> **The request**
Copy each line below in which the word "装饰工程施工分包合同" occurs.

(Stored dataset items)
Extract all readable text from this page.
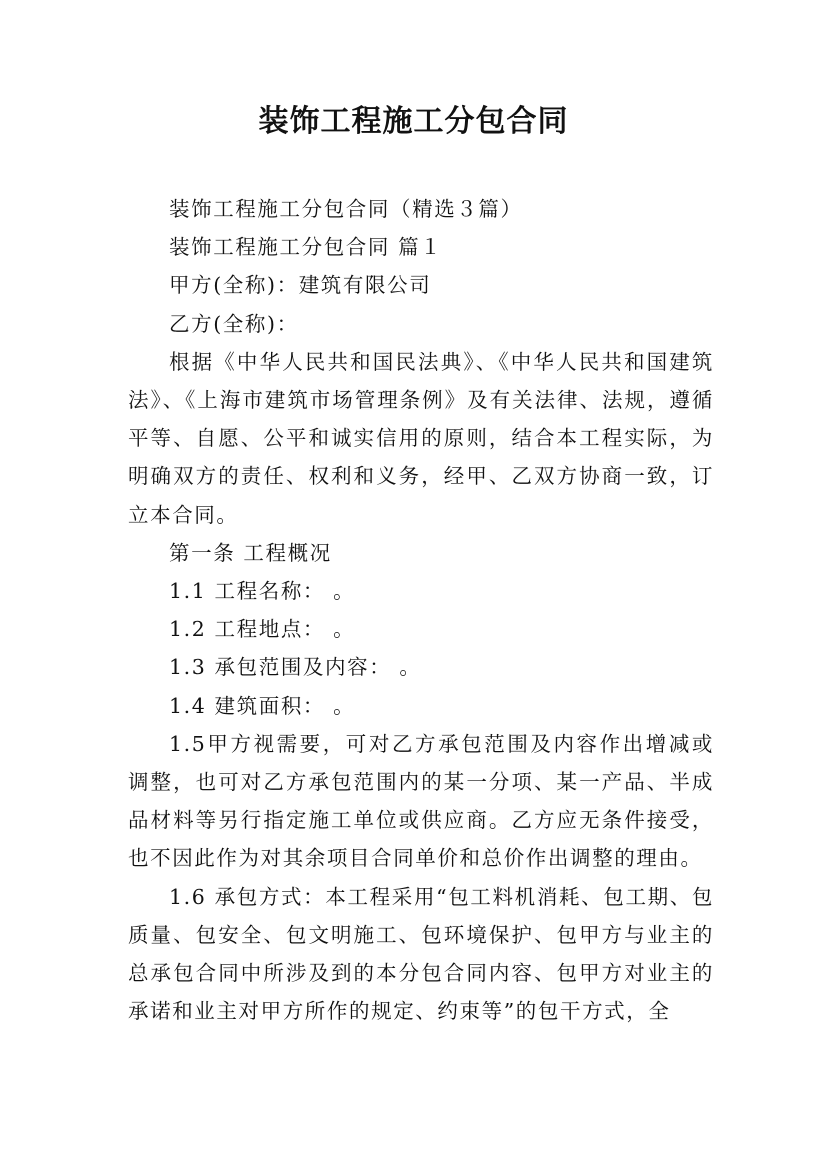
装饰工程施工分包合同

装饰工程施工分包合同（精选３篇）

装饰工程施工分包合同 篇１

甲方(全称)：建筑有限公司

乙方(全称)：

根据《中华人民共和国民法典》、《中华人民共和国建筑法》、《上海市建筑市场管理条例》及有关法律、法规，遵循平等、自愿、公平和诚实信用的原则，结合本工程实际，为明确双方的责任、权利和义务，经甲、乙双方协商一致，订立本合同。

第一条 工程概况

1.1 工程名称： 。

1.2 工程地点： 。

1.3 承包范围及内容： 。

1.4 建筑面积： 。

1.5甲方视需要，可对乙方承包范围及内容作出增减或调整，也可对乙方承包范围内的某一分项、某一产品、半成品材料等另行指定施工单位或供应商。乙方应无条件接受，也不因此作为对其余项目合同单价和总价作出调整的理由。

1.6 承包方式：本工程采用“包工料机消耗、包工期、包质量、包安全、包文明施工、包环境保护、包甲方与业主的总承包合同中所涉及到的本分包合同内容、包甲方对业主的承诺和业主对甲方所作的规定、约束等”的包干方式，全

...

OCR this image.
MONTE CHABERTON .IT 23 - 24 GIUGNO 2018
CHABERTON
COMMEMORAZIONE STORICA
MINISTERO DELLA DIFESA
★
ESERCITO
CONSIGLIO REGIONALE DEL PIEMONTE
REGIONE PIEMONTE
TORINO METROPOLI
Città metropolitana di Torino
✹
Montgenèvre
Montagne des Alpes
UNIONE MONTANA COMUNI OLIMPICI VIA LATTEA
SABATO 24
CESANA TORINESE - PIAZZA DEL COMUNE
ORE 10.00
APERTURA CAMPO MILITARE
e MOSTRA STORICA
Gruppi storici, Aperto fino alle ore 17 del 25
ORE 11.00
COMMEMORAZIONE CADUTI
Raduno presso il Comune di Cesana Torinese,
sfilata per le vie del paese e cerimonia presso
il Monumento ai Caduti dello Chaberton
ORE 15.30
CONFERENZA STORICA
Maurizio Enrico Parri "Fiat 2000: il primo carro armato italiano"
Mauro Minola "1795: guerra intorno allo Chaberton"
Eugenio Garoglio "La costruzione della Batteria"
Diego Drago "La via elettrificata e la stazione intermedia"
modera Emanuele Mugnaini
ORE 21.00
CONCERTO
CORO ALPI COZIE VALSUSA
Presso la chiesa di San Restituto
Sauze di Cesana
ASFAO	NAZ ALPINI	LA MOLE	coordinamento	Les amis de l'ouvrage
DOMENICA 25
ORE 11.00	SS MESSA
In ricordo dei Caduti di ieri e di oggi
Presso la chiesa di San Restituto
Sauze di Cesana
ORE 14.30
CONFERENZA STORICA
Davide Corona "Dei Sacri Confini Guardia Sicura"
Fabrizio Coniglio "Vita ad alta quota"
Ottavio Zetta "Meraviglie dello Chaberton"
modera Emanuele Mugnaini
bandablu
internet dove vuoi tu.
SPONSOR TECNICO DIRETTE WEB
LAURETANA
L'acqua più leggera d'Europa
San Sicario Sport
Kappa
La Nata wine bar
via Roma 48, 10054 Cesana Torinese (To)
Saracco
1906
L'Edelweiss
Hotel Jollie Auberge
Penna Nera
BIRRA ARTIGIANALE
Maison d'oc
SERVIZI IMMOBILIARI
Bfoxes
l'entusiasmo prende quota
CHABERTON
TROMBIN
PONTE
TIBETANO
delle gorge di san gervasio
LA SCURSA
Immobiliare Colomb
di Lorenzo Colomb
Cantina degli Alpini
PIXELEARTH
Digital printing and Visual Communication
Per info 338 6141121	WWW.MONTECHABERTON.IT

> **Answer to the task**
装饰工程施工分包合同
装饰工程施工分包合同（精选３篇）
装饰工程施工分包合同 篇１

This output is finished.